(Records contained in a dataset)

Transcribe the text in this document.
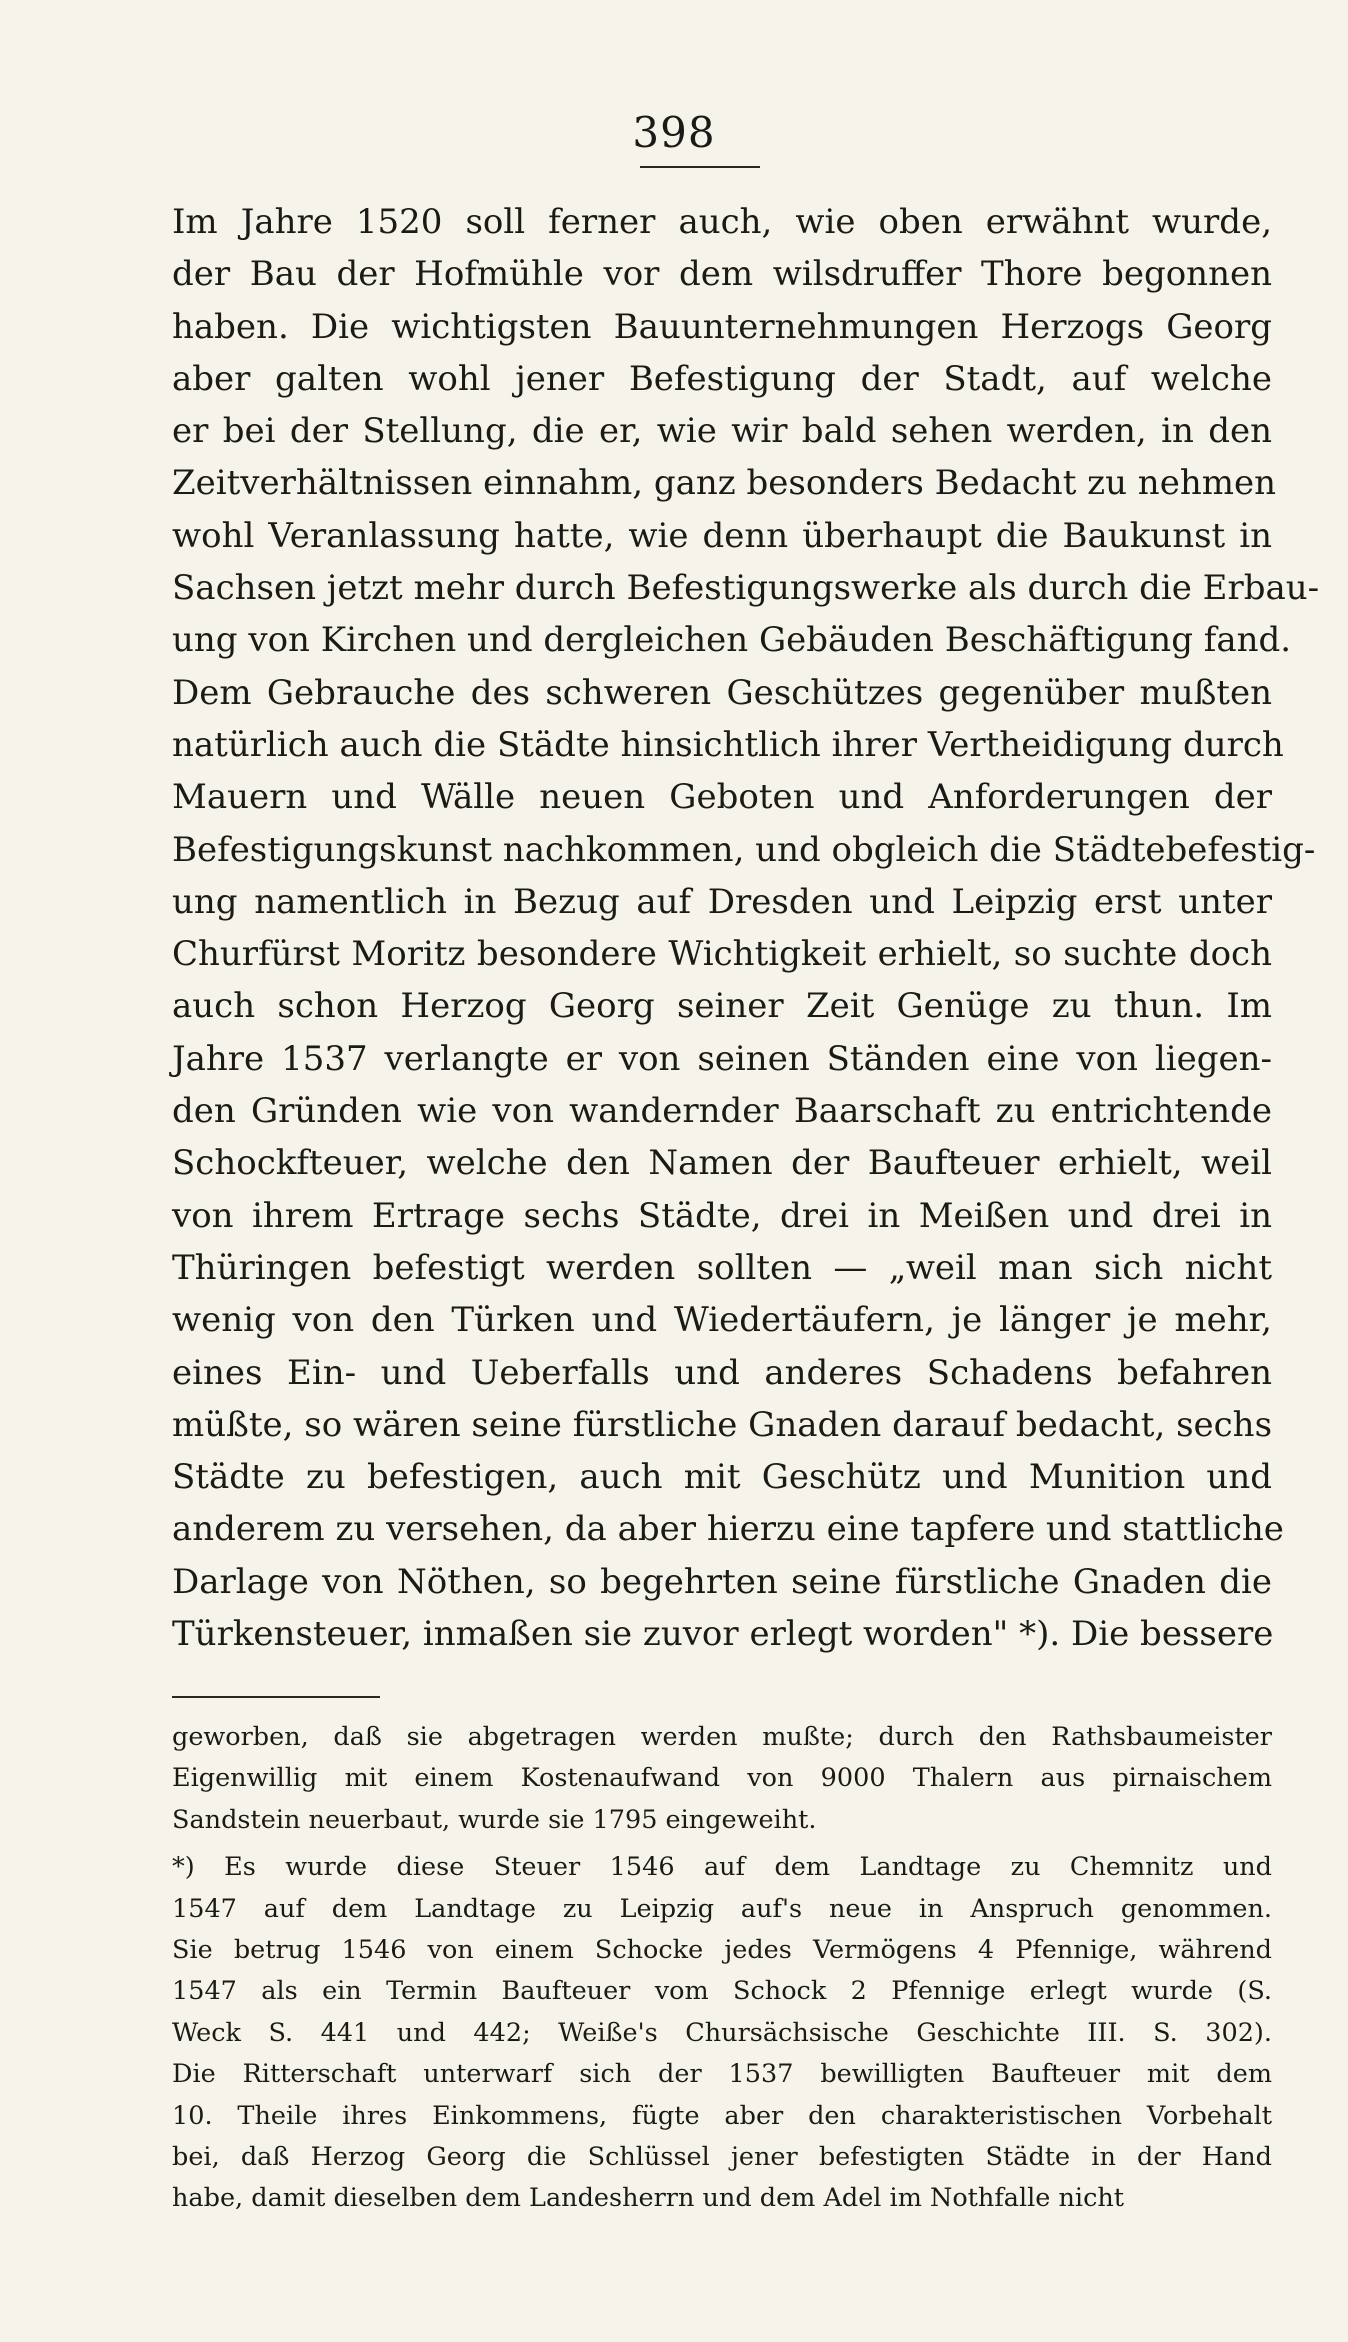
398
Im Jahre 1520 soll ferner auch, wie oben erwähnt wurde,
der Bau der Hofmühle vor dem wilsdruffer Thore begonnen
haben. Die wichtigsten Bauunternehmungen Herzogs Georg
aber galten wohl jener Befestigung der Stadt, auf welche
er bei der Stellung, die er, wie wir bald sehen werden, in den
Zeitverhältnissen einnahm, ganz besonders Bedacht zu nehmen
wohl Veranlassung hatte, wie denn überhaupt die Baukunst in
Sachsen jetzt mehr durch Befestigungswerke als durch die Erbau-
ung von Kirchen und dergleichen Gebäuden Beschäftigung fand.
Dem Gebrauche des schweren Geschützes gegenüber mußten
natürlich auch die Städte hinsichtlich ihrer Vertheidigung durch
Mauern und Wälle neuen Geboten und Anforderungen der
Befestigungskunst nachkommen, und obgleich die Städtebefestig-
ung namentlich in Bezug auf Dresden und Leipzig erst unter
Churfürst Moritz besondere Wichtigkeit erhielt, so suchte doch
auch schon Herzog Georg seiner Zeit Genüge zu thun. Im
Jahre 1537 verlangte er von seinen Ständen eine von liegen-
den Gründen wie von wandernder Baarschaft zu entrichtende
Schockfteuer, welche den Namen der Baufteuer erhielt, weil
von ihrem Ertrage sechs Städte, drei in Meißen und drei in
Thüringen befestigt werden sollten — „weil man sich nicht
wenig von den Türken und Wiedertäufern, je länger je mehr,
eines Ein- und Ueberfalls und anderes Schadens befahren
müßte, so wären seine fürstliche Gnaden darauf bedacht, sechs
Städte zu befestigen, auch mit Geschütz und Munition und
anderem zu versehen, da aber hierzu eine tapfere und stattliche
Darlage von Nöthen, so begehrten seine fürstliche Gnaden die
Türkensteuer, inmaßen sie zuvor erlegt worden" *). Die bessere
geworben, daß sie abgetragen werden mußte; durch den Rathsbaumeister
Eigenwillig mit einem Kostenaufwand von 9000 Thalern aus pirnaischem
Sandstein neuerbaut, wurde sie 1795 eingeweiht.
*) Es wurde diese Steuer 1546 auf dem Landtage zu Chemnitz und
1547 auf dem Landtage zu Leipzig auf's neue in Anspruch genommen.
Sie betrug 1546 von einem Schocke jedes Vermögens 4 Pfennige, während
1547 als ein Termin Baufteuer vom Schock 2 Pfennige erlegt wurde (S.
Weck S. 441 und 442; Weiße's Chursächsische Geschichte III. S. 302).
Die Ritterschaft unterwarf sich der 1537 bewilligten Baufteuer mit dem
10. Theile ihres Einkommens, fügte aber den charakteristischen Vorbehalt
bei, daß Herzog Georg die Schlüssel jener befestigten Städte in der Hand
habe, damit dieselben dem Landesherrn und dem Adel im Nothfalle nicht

* * *

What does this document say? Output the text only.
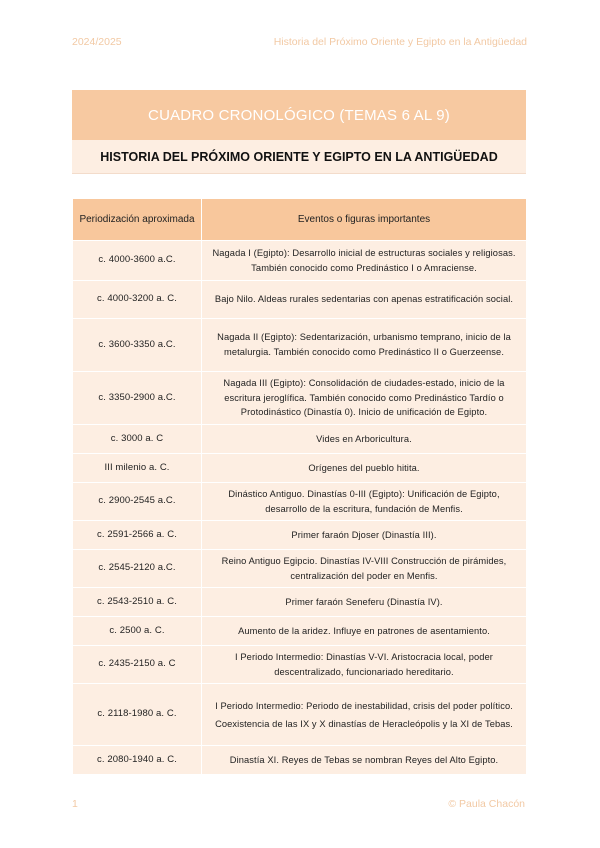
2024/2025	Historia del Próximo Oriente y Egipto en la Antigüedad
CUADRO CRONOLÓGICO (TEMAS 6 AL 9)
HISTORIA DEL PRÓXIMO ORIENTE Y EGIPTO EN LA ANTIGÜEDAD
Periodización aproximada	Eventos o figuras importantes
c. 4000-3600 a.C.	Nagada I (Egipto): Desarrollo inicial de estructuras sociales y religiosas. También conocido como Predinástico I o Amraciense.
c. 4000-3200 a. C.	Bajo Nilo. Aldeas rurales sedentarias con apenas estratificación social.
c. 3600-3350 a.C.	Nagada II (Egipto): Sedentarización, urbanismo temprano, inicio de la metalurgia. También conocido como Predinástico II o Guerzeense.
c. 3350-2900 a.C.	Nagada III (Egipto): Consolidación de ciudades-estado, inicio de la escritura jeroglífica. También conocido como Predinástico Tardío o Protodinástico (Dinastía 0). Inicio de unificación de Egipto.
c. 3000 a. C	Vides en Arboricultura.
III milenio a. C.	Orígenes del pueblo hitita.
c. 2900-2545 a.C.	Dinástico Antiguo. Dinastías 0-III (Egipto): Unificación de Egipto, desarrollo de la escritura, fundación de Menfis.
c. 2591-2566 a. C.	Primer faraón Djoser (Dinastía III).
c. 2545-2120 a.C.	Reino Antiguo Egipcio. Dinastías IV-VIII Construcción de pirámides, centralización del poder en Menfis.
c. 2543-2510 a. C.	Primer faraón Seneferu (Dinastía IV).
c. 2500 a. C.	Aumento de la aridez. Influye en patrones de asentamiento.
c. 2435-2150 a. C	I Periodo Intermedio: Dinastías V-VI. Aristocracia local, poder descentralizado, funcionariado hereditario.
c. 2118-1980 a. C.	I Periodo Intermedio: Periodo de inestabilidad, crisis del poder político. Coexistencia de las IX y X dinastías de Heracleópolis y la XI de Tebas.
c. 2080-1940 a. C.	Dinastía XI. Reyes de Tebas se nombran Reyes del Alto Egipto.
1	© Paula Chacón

# Work to be completed
Copy each line above that contains the word "text".

# Answer to the exercise
Transcribe the text in this document.
What does this document say? Output the text only.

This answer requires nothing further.